_DO THIS_.
Reproduce the listing below in full and without alteration, apart from its pictures.

______

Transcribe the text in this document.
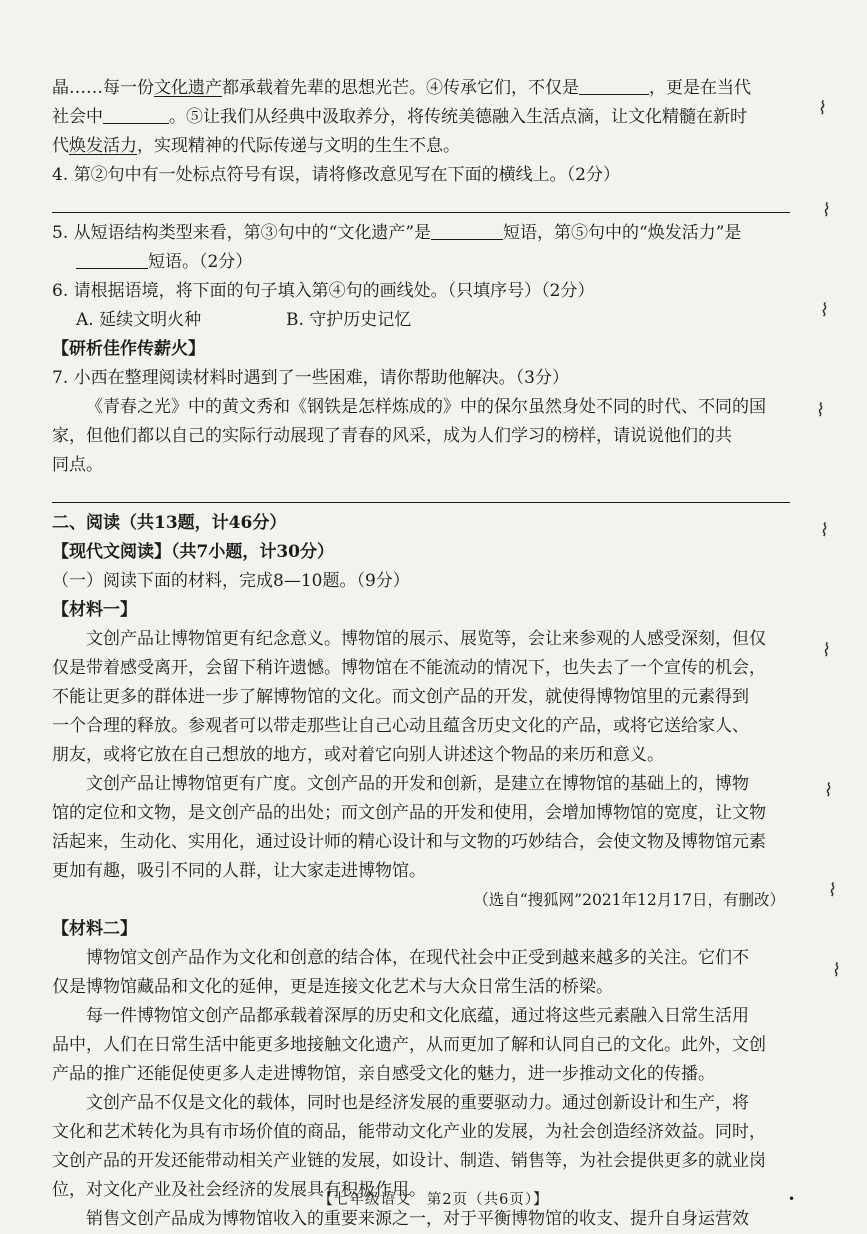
晶……每一份文化遗产都承载着先辈的思想光芒。④传承它们，不仅是	，更是在当代
社会中	。⑤让我们从经典中汲取养分，将传统美德融入生活点滴，让文化精髓在新时
代焕发活力，实现精神的代际传递与文明的生生不息。
4. 第②句中有一处标点符号有误，请将修改意见写在下面的横线上。（2分）
5. 从短语结构类型来看，第③句中的“文化遗产”是	短语，第⑤句中的“焕发活力”是
短语。（2分）
6. 请根据语境，将下面的句子填入第④句的画线处。（只填序号）（2分）
A. 延续文明火种	B. 守护历史记忆
【研析佳作传薪火】
7. 小西在整理阅读材料时遇到了一些困难，请你帮助他解决。（3分）
《青春之光》中的黄文秀和《钢铁是怎样炼成的》中的保尔虽然身处不同的时代、不同的国
家，但他们都以自己的实际行动展现了青春的风采，成为人们学习的榜样，请说说他们的共
同点。
二、阅读（共13题，计46分）
【现代文阅读】（共7小题，计30分）
（一）阅读下面的材料，完成8—10题。（9分）
【材料一】
文创产品让博物馆更有纪念意义。博物馆的展示、展览等，会让来参观的人感受深刻，但仅
仅是带着感受离开，会留下稍许遗憾。博物馆在不能流动的情况下，也失去了一个宣传的机会，
不能让更多的群体进一步了解博物馆的文化。而文创产品的开发，就使得博物馆里的元素得到
一个合理的释放。参观者可以带走那些让自己心动且蕴含历史文化的产品，或将它送给家人、
朋友，或将它放在自己想放的地方，或对着它向别人讲述这个物品的来历和意义。
文创产品让博物馆更有广度。文创产品的开发和创新，是建立在博物馆的基础上的，博物
馆的定位和文物，是文创产品的出处；而文创产品的开发和使用，会增加博物馆的宽度，让文物
活起来，生动化、实用化，通过设计师的精心设计和与文物的巧妙结合，会使文物及博物馆元素
更加有趣，吸引不同的人群，让大家走进博物馆。
（选自“搜狐网”2021年12月17日，有删改）
【材料二】
博物馆文创产品作为文化和创意的结合体，在现代社会中正受到越来越多的关注。它们不
仅是博物馆藏品和文化的延伸，更是连接文化艺术与大众日常生活的桥梁。
每一件博物馆文创产品都承载着深厚的历史和文化底蕴，通过将这些元素融入日常生活用
品中，人们在日常生活中能更多地接触文化遗产，从而更加了解和认同自己的文化。此外，文创
产品的推广还能促使更多人走进博物馆，亲自感受文化的魅力，进一步推动文化的传播。
文创产品不仅是文化的载体，同时也是经济发展的重要驱动力。通过创新设计和生产，将
文化和艺术转化为具有市场价值的商品，能带动文化产业的发展，为社会创造经济效益。同时，
文创产品的开发还能带动相关产业链的发展，如设计、制造、销售等，为社会提供更多的就业岗
位，对文化产业及社会经济的发展具有积极作用。
销售文创产品成为博物馆收入的重要来源之一，对于平衡博物馆的收支、提升自身运营效
⌇
⌇
⌇
⌇
⌇
⌇
⌇
⌇
⌇
【七年级语文　第2页（共6页）】	•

______

_RESULT_.
Transcribe the text in this document.
晶……每一份文化遗产都承载着先辈的思想光芒。④传承它们，不仅是	，更是在当代
社会中	。⑤让我们从经典中汲取养分，将传统美德融入生活点滴，让文化精髓在新时
代焕发活力，实现精神的代际传递与文明的生生不息。
4. 第②句中有一处标点符号有误，请将修改意见写在下面的横线上。（2分）
5. 从短语结构类型来看，第③句中的“文化遗产”是	短语，第⑤句中的“焕发活力”是
短语。（2分）
6. 请根据语境，将下面的句子填入第④句的画线处。（只填序号）（2分）
A. 延续文明火种	B. 守护历史记忆
【研析佳作传薪火】
7. 小西在整理阅读材料时遇到了一些困难，请你帮助他解决。（3分）
《青春之光》中的黄文秀和《钢铁是怎样炼成的》中的保尔虽然身处不同的时代、不同的国
家，但他们都以自己的实际行动展现了青春的风采，成为人们学习的榜样，请说说他们的共
同点。
二、阅读（共13题，计46分）
【现代文阅读】（共7小题，计30分）
（一）阅读下面的材料，完成8—10题。（9分）
【材料一】
文创产品让博物馆更有纪念意义。博物馆的展示、展览等，会让来参观的人感受深刻，但仅
仅是带着感受离开，会留下稍许遗憾。博物馆在不能流动的情况下，也失去了一个宣传的机会，
不能让更多的群体进一步了解博物馆的文化。而文创产品的开发，就使得博物馆里的元素得到
一个合理的释放。参观者可以带走那些让自己心动且蕴含历史文化的产品，或将它送给家人、
朋友，或将它放在自己想放的地方，或对着它向别人讲述这个物品的来历和意义。
文创产品让博物馆更有广度。文创产品的开发和创新，是建立在博物馆的基础上的，博物
馆的定位和文物，是文创产品的出处；而文创产品的开发和使用，会增加博物馆的宽度，让文物
活起来，生动化、实用化，通过设计师的精心设计和与文物的巧妙结合，会使文物及博物馆元素
更加有趣，吸引不同的人群，让大家走进博物馆。
（选自“搜狐网”2021年12月17日，有删改）
【材料二】
博物馆文创产品作为文化和创意的结合体，在现代社会中正受到越来越多的关注。它们不
仅是博物馆藏品和文化的延伸，更是连接文化艺术与大众日常生活的桥梁。
每一件博物馆文创产品都承载着深厚的历史和文化底蕴，通过将这些元素融入日常生活用
品中，人们在日常生活中能更多地接触文化遗产，从而更加了解和认同自己的文化。此外，文创
产品的推广还能促使更多人走进博物馆，亲自感受文化的魅力，进一步推动文化的传播。
文创产品不仅是文化的载体，同时也是经济发展的重要驱动力。通过创新设计和生产，将
文化和艺术转化为具有市场价值的商品，能带动文化产业的发展，为社会创造经济效益。同时，
文创产品的开发还能带动相关产业链的发展，如设计、制造、销售等，为社会提供更多的就业岗
位，对文化产业及社会经济的发展具有积极作用。
销售文创产品成为博物馆收入的重要来源之一，对于平衡博物馆的收支、提升自身运营效
⌇
⌇
⌇
⌇
⌇
⌇
⌇
⌇
⌇
【七年级语文　第2页（共6页）】	•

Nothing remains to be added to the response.